Problem details:
Identify all lines below that hold "InterContinentalExchange" and collect them.

Data excerpts:
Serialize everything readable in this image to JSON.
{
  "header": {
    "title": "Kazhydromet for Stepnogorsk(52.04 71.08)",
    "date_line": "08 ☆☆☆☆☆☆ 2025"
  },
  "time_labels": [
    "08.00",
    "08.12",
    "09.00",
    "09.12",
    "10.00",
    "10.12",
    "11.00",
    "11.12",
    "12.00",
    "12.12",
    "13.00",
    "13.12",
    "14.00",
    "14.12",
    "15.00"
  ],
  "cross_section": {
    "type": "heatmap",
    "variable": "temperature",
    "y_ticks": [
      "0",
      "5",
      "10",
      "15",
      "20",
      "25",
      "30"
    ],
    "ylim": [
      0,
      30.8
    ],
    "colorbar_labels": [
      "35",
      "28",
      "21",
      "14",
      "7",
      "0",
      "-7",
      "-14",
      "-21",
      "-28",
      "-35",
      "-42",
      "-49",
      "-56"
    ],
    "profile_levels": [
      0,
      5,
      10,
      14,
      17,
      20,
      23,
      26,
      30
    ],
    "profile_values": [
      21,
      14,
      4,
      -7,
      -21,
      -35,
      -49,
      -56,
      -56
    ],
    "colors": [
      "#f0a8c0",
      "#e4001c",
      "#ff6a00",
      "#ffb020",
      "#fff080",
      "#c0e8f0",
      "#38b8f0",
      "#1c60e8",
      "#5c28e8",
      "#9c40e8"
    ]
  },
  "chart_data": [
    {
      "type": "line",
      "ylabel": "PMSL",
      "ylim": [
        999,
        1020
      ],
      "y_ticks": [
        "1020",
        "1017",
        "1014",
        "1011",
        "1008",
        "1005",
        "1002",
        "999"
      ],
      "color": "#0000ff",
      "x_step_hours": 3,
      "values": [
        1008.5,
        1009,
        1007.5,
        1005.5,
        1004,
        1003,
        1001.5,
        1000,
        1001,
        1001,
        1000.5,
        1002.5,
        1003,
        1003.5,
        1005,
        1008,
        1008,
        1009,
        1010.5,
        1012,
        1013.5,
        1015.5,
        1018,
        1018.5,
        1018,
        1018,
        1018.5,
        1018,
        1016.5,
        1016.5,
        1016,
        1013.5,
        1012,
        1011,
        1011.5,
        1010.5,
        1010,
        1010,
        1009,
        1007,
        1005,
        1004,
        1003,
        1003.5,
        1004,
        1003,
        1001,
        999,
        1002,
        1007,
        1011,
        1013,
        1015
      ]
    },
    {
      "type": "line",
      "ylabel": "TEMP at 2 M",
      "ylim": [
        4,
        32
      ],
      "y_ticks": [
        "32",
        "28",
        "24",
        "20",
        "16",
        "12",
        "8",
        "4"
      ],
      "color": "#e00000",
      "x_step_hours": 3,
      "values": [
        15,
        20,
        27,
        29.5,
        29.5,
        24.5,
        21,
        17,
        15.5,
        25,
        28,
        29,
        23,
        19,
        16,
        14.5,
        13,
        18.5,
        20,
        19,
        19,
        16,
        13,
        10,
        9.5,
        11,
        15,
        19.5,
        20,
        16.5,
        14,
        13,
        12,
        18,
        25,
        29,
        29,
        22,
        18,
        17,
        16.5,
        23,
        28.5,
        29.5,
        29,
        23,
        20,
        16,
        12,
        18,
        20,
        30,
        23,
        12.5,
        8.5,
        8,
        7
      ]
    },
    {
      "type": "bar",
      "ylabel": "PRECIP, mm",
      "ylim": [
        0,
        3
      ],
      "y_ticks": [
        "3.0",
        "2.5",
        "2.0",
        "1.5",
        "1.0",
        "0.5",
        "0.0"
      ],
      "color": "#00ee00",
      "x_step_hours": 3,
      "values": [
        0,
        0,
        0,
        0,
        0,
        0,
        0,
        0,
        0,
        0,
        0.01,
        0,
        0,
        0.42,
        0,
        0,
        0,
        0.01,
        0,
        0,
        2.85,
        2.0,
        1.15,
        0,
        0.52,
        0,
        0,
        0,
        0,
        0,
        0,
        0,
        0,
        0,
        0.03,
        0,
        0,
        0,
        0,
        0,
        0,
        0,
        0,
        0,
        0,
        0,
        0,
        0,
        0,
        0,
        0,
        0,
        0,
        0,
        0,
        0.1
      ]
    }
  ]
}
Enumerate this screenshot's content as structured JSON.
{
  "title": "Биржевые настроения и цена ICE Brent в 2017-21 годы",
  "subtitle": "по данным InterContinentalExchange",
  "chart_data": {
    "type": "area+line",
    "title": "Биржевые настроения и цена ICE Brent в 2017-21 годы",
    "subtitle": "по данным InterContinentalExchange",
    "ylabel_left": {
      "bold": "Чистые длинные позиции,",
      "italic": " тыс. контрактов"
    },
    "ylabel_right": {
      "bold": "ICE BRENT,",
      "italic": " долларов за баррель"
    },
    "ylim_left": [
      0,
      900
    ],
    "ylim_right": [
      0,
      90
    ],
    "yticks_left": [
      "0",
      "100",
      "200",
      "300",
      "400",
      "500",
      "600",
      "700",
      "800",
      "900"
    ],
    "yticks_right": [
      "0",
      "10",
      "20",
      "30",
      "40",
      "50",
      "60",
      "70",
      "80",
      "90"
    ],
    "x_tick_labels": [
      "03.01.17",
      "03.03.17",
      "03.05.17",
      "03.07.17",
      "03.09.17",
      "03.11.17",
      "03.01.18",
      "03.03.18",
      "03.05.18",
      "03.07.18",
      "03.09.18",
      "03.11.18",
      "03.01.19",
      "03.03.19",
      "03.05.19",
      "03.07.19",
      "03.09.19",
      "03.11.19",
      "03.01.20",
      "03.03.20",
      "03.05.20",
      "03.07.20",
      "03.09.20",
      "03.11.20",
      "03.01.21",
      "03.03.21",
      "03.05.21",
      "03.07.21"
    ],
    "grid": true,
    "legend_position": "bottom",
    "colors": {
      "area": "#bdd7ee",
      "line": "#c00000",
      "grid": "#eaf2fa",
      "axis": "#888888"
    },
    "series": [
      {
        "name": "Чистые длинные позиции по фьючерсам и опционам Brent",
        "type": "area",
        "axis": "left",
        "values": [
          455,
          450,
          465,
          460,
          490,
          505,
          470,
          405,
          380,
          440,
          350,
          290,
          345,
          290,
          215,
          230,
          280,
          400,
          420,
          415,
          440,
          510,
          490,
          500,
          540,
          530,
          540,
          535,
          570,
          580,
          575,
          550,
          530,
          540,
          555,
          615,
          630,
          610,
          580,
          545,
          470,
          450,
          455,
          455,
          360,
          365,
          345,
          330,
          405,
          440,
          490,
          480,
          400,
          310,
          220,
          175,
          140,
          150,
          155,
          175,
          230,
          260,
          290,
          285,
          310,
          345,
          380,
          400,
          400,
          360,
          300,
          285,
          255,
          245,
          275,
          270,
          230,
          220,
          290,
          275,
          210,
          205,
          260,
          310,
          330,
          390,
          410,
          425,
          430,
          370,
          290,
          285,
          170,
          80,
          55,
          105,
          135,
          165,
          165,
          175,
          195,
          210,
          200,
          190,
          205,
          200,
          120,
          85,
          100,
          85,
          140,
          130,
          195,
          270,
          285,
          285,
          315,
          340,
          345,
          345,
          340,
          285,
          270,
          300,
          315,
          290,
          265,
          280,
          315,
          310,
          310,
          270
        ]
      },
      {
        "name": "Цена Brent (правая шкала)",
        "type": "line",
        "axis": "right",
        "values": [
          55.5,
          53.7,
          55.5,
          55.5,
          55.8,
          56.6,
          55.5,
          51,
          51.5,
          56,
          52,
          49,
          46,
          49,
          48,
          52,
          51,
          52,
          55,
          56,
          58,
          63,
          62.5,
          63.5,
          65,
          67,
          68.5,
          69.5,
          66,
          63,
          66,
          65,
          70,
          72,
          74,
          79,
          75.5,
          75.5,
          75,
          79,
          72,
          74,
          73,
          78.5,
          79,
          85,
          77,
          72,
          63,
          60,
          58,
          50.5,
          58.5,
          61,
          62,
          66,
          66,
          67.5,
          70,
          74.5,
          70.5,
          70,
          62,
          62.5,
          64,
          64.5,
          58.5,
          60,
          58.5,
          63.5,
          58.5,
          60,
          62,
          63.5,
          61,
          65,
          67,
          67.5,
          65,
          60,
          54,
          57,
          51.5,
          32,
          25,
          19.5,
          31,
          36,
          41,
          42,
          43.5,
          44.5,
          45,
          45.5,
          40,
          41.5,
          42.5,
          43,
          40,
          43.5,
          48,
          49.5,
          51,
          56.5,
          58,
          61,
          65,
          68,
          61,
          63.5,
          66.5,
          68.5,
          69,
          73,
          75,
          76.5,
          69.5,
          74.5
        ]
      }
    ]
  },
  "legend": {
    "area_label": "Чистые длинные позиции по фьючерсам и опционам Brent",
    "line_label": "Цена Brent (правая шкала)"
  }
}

Correct result:
  "subtitle": "по данным InterContinentalExchange",
    "subtitle": "по данным InterContinentalExchange",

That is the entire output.